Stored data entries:
--- BEGIN ---

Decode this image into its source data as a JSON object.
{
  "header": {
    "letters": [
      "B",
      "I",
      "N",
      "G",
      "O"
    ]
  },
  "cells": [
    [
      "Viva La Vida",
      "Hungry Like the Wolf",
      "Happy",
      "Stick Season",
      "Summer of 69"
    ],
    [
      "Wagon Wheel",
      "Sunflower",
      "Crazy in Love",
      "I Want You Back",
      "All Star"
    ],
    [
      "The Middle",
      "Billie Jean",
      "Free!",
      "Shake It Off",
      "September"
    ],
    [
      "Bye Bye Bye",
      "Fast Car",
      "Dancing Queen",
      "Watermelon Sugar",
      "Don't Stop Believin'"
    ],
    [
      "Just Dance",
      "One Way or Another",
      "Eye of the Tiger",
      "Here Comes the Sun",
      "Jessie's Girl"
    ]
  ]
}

--- END ---

### [What you are asked to do]
Every line above should be printed again exactly as it stands.

### [Answer to this task]
Decode this image into its source data as a JSON object.
{
  "header": {
    "letters": [
      "B",
      "I",
      "N",
      "G",
      "O"
    ]
  },
  "cells": [
    [
      "Viva La Vida",
      "Hungry Like the Wolf",
      "Happy",
      "Stick Season",
      "Summer of 69"
    ],
    [
      "Wagon Wheel",
      "Sunflower",
      "Crazy in Love",
      "I Want You Back",
      "All Star"
    ],
    [
      "The Middle",
      "Billie Jean",
      "Free!",
      "Shake It Off",
      "September"
    ],
    [
      "Bye Bye Bye",
      "Fast Car",
      "Dancing Queen",
      "Watermelon Sugar",
      "Don't Stop Believin'"
    ],
    [
      "Just Dance",
      "One Way or Another",
      "Eye of the Tiger",
      "Here Comes the Sun",
      "Jessie's Girl"
    ]
  ]
}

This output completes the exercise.